▶ _SHORT EXERCISE_
From the entries below, copy out every line with "title" in it.

[START PROVIDED MATERIAL]

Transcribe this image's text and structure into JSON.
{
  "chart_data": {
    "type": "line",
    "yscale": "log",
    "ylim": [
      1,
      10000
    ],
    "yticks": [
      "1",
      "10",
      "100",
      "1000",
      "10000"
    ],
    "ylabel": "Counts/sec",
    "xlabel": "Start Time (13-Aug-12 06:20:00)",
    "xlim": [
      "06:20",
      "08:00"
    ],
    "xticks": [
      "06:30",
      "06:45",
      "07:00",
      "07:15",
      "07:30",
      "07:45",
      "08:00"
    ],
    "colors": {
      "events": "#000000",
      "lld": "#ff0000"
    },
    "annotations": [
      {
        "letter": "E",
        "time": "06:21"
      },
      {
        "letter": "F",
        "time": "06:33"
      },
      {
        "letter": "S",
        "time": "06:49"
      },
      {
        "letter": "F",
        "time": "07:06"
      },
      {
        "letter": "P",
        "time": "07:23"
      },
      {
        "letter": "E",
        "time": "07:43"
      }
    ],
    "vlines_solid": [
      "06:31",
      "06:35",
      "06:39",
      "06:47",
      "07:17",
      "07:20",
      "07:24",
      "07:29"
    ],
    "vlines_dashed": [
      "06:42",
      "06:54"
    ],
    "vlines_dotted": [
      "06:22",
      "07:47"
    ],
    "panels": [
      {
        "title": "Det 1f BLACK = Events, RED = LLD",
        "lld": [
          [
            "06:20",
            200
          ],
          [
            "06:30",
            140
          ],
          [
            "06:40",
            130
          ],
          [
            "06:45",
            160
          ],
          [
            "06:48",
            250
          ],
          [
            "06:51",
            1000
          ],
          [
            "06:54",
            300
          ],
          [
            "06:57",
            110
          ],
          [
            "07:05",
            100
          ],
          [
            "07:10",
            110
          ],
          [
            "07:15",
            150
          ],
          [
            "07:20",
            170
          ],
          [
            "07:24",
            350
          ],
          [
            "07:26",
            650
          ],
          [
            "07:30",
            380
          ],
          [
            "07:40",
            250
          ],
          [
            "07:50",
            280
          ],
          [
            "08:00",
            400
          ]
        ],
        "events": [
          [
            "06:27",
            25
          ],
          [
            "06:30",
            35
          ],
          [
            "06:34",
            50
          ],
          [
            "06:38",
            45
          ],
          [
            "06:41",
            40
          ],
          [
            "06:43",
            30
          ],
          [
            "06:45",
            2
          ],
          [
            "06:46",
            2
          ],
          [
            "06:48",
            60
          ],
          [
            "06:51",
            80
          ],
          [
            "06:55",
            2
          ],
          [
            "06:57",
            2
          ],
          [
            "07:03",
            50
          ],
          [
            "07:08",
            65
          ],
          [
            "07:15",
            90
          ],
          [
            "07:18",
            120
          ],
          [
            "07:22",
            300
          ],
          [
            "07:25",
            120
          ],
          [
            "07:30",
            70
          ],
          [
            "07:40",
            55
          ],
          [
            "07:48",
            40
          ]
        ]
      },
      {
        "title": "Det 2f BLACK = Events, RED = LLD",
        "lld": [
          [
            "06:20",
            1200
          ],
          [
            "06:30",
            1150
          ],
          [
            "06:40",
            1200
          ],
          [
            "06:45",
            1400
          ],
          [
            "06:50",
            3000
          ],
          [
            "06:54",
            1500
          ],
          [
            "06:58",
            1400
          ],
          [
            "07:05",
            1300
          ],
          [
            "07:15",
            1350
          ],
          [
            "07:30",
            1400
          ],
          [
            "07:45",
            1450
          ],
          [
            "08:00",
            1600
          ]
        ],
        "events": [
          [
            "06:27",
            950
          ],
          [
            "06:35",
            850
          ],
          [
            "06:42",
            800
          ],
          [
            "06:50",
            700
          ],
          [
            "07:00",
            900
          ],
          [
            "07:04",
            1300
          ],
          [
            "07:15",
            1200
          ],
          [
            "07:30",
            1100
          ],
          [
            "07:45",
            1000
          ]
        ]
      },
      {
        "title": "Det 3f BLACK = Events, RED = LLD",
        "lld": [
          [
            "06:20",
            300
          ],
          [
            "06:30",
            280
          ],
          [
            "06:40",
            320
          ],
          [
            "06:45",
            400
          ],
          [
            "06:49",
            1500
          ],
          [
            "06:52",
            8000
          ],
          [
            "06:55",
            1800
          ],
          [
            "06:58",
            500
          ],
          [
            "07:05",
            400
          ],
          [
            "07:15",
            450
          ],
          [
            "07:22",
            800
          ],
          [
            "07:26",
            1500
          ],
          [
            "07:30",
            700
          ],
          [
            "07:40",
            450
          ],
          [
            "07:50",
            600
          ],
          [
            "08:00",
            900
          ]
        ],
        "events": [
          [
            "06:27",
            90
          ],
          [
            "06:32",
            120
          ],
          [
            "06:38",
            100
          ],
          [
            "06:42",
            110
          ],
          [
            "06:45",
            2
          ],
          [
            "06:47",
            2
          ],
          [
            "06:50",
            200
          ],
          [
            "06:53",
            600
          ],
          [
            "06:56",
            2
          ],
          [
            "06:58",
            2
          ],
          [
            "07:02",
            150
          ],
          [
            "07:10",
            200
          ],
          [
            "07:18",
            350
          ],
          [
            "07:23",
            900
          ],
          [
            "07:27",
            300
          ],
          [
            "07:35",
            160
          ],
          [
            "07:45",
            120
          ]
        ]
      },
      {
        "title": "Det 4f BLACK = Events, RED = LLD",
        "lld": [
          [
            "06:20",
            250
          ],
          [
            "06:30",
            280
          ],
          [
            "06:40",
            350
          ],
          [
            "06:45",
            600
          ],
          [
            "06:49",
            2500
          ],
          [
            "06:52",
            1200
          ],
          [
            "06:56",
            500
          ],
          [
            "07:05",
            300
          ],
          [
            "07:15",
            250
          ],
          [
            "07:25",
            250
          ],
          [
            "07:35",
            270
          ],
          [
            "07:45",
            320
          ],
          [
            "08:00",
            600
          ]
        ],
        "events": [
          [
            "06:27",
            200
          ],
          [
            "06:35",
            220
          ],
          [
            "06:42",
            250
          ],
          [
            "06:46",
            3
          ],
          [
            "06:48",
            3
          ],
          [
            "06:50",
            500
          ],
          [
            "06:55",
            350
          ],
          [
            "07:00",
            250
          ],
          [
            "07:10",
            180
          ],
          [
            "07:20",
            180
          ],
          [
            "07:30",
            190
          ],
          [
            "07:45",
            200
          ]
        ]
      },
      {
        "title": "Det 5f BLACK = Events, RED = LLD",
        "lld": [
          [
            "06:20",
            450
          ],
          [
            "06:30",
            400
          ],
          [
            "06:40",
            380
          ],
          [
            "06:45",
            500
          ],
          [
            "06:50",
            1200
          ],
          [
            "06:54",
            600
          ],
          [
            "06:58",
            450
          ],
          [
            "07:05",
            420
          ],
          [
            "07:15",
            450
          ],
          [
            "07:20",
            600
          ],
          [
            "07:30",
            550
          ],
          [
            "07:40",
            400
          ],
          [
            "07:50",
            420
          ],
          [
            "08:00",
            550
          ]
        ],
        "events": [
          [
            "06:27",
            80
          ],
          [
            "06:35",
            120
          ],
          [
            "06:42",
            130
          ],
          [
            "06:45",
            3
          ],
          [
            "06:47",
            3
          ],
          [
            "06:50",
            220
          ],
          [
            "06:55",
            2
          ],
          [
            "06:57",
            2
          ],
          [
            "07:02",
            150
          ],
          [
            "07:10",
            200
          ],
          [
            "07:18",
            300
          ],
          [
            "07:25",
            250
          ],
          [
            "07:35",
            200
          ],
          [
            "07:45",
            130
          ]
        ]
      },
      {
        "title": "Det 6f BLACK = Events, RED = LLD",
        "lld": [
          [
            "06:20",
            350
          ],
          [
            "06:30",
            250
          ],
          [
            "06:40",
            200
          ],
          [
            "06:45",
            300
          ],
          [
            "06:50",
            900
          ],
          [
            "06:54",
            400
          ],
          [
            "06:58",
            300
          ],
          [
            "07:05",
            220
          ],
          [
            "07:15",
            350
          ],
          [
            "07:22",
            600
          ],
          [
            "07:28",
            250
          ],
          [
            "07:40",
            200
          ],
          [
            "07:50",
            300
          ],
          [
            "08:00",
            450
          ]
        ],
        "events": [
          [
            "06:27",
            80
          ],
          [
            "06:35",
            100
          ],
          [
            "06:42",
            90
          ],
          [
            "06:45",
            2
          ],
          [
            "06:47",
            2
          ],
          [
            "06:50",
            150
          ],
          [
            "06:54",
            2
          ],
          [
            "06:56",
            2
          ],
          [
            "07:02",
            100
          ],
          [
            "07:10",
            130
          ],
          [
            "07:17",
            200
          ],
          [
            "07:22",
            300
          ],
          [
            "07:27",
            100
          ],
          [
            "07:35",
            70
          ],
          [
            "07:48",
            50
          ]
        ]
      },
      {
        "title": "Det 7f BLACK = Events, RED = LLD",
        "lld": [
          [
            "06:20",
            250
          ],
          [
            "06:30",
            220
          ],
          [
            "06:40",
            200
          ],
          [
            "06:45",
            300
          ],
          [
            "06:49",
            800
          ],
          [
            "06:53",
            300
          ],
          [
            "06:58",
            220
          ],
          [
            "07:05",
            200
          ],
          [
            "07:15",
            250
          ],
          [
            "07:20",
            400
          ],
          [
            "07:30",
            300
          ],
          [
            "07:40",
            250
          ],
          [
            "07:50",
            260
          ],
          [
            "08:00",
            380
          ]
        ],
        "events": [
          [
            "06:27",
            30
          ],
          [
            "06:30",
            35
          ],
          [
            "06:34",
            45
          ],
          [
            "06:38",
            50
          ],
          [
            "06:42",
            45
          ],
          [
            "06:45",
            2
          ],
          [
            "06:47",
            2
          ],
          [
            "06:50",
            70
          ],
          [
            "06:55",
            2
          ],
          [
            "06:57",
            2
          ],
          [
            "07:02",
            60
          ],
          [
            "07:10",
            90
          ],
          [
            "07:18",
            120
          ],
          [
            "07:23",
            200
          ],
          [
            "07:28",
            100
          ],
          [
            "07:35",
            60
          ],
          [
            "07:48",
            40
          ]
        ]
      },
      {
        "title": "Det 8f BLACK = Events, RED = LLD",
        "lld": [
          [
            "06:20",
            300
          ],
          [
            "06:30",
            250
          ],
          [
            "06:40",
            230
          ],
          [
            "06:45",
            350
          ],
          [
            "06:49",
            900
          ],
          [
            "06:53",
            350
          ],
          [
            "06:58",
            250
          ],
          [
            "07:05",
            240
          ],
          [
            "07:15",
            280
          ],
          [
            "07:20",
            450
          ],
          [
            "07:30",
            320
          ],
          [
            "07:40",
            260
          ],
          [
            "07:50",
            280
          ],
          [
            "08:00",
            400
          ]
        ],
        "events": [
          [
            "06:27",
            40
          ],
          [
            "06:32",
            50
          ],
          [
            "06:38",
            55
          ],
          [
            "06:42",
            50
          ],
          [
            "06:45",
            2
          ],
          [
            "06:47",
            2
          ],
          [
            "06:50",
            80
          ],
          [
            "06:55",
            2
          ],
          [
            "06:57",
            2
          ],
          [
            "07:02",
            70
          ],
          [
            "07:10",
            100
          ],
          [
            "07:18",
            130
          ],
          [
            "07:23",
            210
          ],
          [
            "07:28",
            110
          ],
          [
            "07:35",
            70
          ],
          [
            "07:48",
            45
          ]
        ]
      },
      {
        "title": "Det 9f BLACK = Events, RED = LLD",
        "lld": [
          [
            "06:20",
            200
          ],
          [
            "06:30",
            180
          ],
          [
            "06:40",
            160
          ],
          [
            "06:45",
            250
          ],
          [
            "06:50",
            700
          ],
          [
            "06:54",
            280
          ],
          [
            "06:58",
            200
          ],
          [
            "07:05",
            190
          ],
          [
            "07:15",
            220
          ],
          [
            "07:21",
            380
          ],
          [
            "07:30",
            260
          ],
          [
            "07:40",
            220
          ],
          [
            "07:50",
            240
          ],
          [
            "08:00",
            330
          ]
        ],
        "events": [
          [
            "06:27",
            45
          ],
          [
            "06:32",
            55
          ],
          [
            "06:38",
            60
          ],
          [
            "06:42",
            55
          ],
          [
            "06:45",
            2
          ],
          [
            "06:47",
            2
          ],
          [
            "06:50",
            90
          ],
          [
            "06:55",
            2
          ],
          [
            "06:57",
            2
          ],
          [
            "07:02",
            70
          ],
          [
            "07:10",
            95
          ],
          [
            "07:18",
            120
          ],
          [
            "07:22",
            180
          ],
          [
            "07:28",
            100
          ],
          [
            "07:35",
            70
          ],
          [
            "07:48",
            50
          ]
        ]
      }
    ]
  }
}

[END PROVIDED MATERIAL]

▶ _COMPLETE RESPONSE_
        "title": "Det 1f BLACK = Events, RED = LLD",
        "title": "Det 2f BLACK = Events, RED = LLD",
        "title": "Det 3f BLACK = Events, RED = LLD",
        "title": "Det 4f BLACK = Events, RED = LLD",
        "title": "Det 5f BLACK = Events, RED = LLD",
        "title": "Det 6f BLACK = Events, RED = LLD",
        "title": "Det 7f BLACK = Events, RED = LLD",
        "title": "Det 8f BLACK = Events, RED = LLD",
        "title": "Det 9f BLACK = Events, RED = LLD",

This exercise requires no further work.